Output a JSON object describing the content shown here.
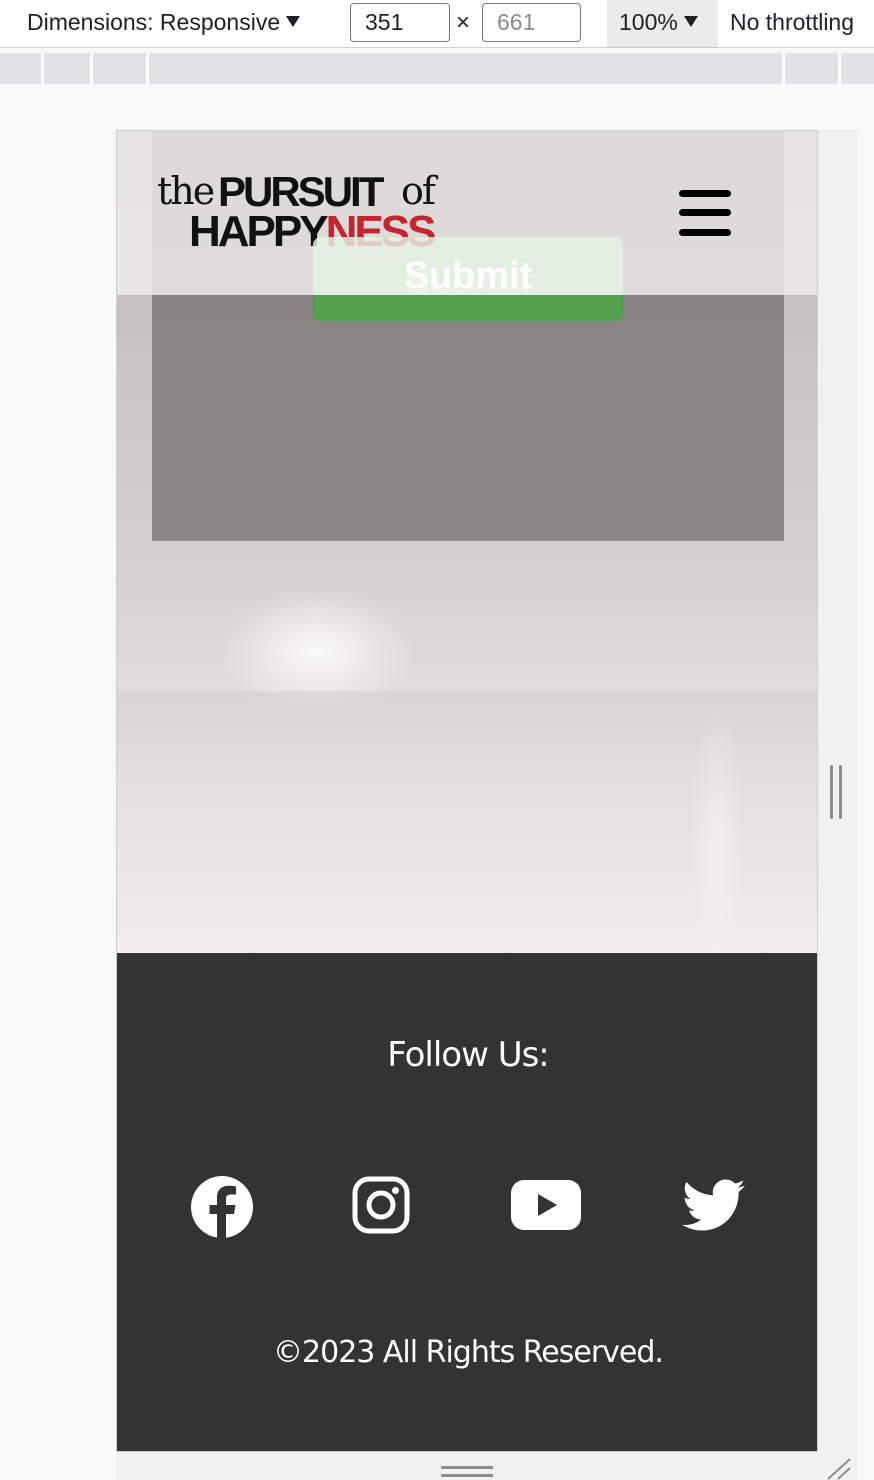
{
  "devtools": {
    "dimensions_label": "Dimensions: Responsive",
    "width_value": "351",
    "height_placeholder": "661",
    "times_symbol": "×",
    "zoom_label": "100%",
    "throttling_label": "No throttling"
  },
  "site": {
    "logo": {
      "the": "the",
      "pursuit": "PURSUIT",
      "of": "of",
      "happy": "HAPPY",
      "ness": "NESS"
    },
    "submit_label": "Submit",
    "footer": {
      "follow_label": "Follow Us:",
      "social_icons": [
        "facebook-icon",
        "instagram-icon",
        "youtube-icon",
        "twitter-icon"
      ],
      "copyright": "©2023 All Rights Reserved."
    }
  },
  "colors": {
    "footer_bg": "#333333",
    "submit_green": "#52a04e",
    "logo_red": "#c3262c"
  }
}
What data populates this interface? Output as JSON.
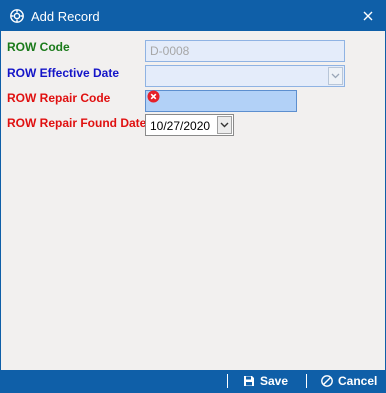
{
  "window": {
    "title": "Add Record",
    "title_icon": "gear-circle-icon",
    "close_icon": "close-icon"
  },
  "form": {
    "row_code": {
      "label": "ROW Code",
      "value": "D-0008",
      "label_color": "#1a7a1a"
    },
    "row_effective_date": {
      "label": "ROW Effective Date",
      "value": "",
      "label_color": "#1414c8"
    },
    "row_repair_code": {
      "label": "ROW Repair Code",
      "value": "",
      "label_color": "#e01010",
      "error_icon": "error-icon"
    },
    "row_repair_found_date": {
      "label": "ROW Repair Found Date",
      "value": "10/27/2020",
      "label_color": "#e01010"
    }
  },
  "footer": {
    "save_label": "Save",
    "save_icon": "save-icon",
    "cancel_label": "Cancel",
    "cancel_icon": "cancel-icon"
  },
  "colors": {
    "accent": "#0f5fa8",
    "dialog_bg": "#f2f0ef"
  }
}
....
WHAT IS REQUIRED: Keep the pictures out and write out the records exactly.

EXERCISE ANSWER:
Output a JSON object describing the content shown here.
{
  "devtools": {
    "dimensions_label": "Dimensions: Responsive",
    "width_value": "351",
    "height_placeholder": "661",
    "times_symbol": "×",
    "zoom_label": "100%",
    "throttling_label": "No throttling"
  },
  "site": {
    "logo": {
      "the": "the",
      "pursuit": "PURSUIT",
      "of": "of",
      "happy": "HAPPY",
      "ness": "NESS"
    },
    "submit_label": "Submit",
    "footer": {
      "follow_label": "Follow Us:",
      "social_icons": [
        "facebook-icon",
        "instagram-icon",
        "youtube-icon",
        "twitter-icon"
      ],
      "copyright": "©2023 All Rights Reserved."
    }
  },
  "colors": {
    "footer_bg": "#333333",
    "submit_green": "#52a04e",
    "logo_red": "#c3262c"
  }
}
What data populates this interface? Output as JSON.
{
  "window": {
    "title": "Add Record",
    "title_icon": "gear-circle-icon",
    "close_icon": "close-icon"
  },
  "form": {
    "row_code": {
      "label": "ROW Code",
      "value": "D-0008",
      "label_color": "#1a7a1a"
    },
    "row_effective_date": {
      "label": "ROW Effective Date",
      "value": "",
      "label_color": "#1414c8"
    },
    "row_repair_code": {
      "label": "ROW Repair Code",
      "value": "",
      "label_color": "#e01010",
      "error_icon": "error-icon"
    },
    "row_repair_found_date": {
      "label": "ROW Repair Found Date",
      "value": "10/27/2020",
      "label_color": "#e01010"
    }
  },
  "footer": {
    "save_label": "Save",
    "save_icon": "save-icon",
    "cancel_label": "Cancel",
    "cancel_icon": "cancel-icon"
  },
  "colors": {
    "accent": "#0f5fa8",
    "dialog_bg": "#f2f0ef"
  }
}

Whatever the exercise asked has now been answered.